## Start Provided data

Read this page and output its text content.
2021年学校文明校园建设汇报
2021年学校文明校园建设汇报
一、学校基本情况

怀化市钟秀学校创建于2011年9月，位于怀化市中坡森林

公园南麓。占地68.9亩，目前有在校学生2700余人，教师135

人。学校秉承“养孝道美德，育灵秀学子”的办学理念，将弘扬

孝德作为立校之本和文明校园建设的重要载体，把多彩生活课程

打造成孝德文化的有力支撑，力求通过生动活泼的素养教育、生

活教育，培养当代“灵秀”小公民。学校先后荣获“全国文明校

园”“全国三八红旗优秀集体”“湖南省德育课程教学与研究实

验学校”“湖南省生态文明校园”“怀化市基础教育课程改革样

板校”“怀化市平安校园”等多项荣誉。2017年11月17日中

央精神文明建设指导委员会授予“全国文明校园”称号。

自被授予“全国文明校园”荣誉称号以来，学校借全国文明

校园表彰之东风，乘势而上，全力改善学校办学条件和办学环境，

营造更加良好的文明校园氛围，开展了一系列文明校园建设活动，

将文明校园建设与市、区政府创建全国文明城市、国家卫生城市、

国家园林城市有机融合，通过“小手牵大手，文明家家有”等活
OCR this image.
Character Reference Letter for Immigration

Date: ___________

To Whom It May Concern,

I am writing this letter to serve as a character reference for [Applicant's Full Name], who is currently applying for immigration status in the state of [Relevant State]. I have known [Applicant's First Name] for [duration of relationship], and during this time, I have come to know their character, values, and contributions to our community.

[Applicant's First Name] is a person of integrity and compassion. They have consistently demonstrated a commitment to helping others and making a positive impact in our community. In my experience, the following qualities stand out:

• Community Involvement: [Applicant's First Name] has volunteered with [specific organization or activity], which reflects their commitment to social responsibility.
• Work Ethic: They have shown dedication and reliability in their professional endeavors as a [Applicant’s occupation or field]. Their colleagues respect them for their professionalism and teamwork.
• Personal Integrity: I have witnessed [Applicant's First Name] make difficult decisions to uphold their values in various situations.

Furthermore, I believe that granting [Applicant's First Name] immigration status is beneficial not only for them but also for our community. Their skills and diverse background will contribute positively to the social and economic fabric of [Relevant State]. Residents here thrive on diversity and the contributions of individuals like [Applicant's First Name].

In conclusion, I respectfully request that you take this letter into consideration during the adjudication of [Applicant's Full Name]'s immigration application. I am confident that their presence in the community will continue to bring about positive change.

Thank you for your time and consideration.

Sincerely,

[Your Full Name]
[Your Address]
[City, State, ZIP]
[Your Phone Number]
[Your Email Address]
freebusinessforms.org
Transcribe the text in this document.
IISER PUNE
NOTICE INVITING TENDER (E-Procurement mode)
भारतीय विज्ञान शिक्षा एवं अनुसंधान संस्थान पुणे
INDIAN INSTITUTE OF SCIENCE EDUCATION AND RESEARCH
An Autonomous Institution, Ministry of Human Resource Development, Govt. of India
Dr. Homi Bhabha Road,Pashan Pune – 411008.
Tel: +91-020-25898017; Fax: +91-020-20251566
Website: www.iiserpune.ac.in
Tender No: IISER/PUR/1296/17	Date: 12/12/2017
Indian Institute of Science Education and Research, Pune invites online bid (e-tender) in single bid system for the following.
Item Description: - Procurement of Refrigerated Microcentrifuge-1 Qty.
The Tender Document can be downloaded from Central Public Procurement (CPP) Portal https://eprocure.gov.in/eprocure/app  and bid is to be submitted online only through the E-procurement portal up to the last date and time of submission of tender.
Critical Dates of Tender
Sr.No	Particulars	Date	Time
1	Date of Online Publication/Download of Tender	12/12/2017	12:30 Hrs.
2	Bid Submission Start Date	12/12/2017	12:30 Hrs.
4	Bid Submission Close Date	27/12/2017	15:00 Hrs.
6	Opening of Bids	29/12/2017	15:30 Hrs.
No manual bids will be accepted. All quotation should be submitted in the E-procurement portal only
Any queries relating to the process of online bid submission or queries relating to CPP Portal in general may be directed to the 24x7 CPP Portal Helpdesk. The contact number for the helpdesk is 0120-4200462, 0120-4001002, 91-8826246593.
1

## End Provided data

Your task is to reproduce all of the records exactly.

Read this page and output its text content.
2021年学校文明校园建设汇报
2021年学校文明校园建设汇报
一、学校基本情况

怀化市钟秀学校创建于2011年9月，位于怀化市中坡森林

公园南麓。占地68.9亩，目前有在校学生2700余人，教师135

人。学校秉承“养孝道美德，育灵秀学子”的办学理念，将弘扬

孝德作为立校之本和文明校园建设的重要载体，把多彩生活课程

打造成孝德文化的有力支撑，力求通过生动活泼的素养教育、生

活教育，培养当代“灵秀”小公民。学校先后荣获“全国文明校

园”“全国三八红旗优秀集体”“湖南省德育课程教学与研究实

验学校”“湖南省生态文明校园”“怀化市基础教育课程改革样

板校”“怀化市平安校园”等多项荣誉。2017年11月17日中

央精神文明建设指导委员会授予“全国文明校园”称号。

自被授予“全国文明校园”荣誉称号以来，学校借全国文明

校园表彰之东风，乘势而上，全力改善学校办学条件和办学环境，

营造更加良好的文明校园氛围，开展了一系列文明校园建设活动，

将文明校园建设与市、区政府创建全国文明城市、国家卫生城市、

国家园林城市有机融合，通过“小手牵大手，文明家家有”等活
OCR this image.
Character Reference Letter for Immigration

Date: ___________

To Whom It May Concern,

I am writing this letter to serve as a character reference for [Applicant's Full Name], who is currently applying for immigration status in the state of [Relevant State]. I have known [Applicant's First Name] for [duration of relationship], and during this time, I have come to know their character, values, and contributions to our community.

[Applicant's First Name] is a person of integrity and compassion. They have consistently demonstrated a commitment to helping others and making a positive impact in our community. In my experience, the following qualities stand out:

• Community Involvement: [Applicant's First Name] has volunteered with [specific organization or activity], which reflects their commitment to social responsibility.
• Work Ethic: They have shown dedication and reliability in their professional endeavors as a [Applicant’s occupation or field]. Their colleagues respect them for their professionalism and teamwork.
• Personal Integrity: I have witnessed [Applicant's First Name] make difficult decisions to uphold their values in various situations.

Furthermore, I believe that granting [Applicant's First Name] immigration status is beneficial not only for them but also for our community. Their skills and diverse background will contribute positively to the social and economic fabric of [Relevant State]. Residents here thrive on diversity and the contributions of individuals like [Applicant's First Name].

In conclusion, I respectfully request that you take this letter into consideration during the adjudication of [Applicant's Full Name]'s immigration application. I am confident that their presence in the community will continue to bring about positive change.

Thank you for your time and consideration.

Sincerely,

[Your Full Name]
[Your Address]
[City, State, ZIP]
[Your Phone Number]
[Your Email Address]
freebusinessforms.org
Transcribe the text in this document.
IISER PUNE
NOTICE INVITING TENDER (E-Procurement mode)
भारतीय विज्ञान शिक्षा एवं अनुसंधान संस्थान पुणे
INDIAN INSTITUTE OF SCIENCE EDUCATION AND RESEARCH
An Autonomous Institution, Ministry of Human Resource Development, Govt. of India
Dr. Homi Bhabha Road,Pashan Pune – 411008.
Tel: +91-020-25898017; Fax: +91-020-20251566
Website: www.iiserpune.ac.in
Tender No: IISER/PUR/1296/17	Date: 12/12/2017
Indian Institute of Science Education and Research, Pune invites online bid (e-tender) in single bid system for the following.
Item Description: - Procurement of Refrigerated Microcentrifuge-1 Qty.
The Tender Document can be downloaded from Central Public Procurement (CPP) Portal https://eprocure.gov.in/eprocure/app  and bid is to be submitted online only through the E-procurement portal up to the last date and time of submission of tender.
Critical Dates of Tender
Sr.No	Particulars	Date	Time
1	Date of Online Publication/Download of Tender	12/12/2017	12:30 Hrs.
2	Bid Submission Start Date	12/12/2017	12:30 Hrs.
4	Bid Submission Close Date	27/12/2017	15:00 Hrs.
6	Opening of Bids	29/12/2017	15:30 Hrs.
No manual bids will be accepted. All quotation should be submitted in the E-procurement portal only
Any queries relating to the process of online bid submission or queries relating to CPP Portal in general may be directed to the 24x7 CPP Portal Helpdesk. The contact number for the helpdesk is 0120-4200462, 0120-4001002, 91-8826246593.
1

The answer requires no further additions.